- [The task]
Restate the whole of the material. Keep every word, and drop the pictures.

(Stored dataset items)
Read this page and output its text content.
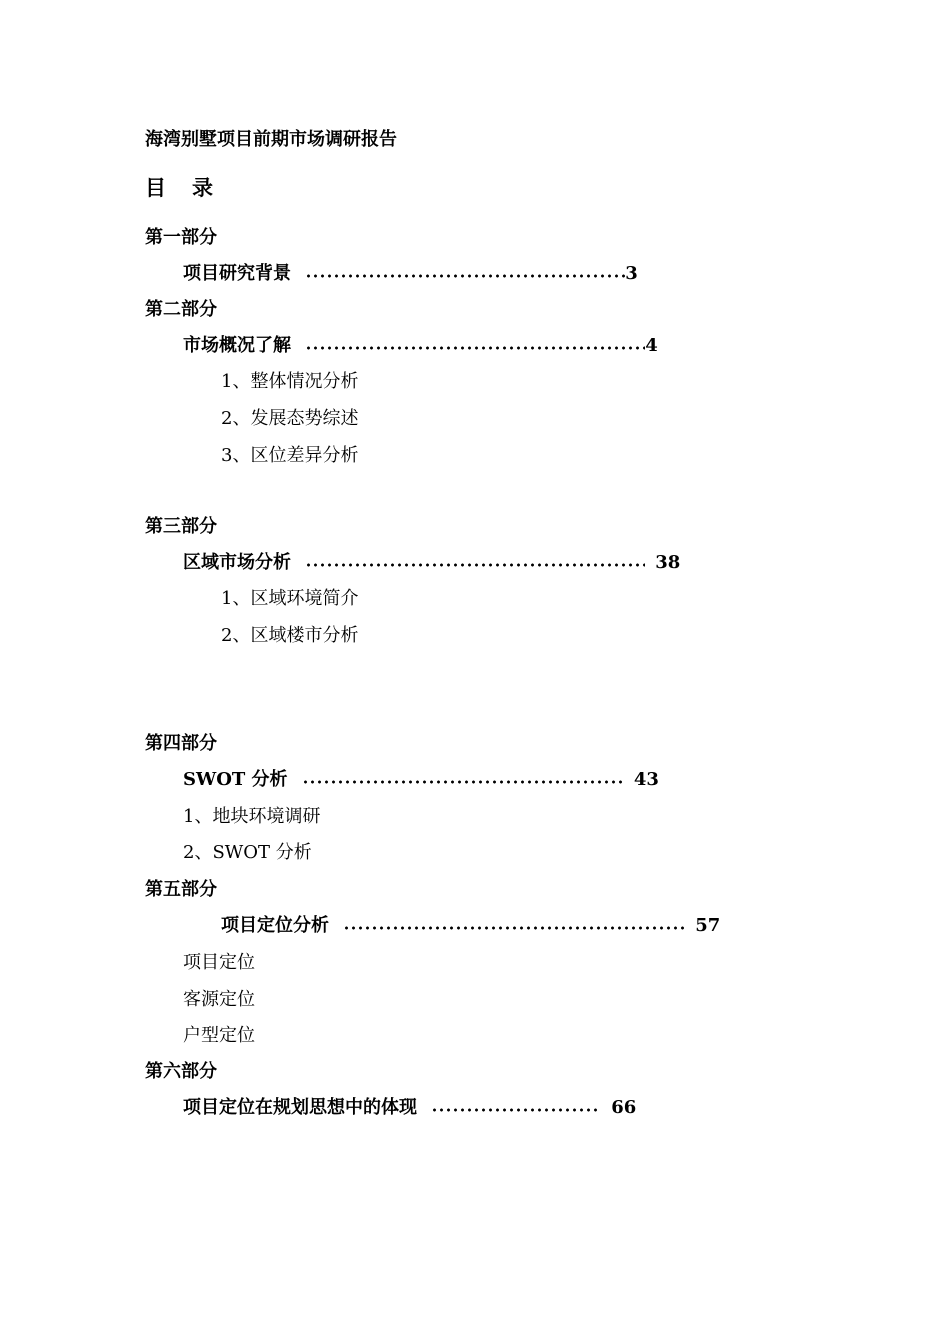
海湾别墅项目前期市场调研报告
目 录
第一部分
项目研究背景	3
第二部分
市场概况了解	4
1、整体情况分析
2、发展态势综述
3、区位差异分析
第三部分
区域市场分析	38
1、区域环境简介
2、区域楼市分析
第四部分
SWOT 分析	43
1、地块环境调研
2、SWOT 分析
第五部分
项目定位分析	57
项目定位
客源定位
户型定位
第六部分
项目定位在规划思想中的体现	66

- [Written answer]
Read this page and output its text content.
海湾别墅项目前期市场调研报告
目 录
第一部分
项目研究背景	3
第二部分
市场概况了解	4
1、整体情况分析
2、发展态势综述
3、区位差异分析
第三部分
区域市场分析	38
1、区域环境简介
2、区域楼市分析
第四部分
SWOT 分析	43
1、地块环境调研
2、SWOT 分析
第五部分
项目定位分析	57
项目定位
客源定位
户型定位
第六部分
项目定位在规划思想中的体现	66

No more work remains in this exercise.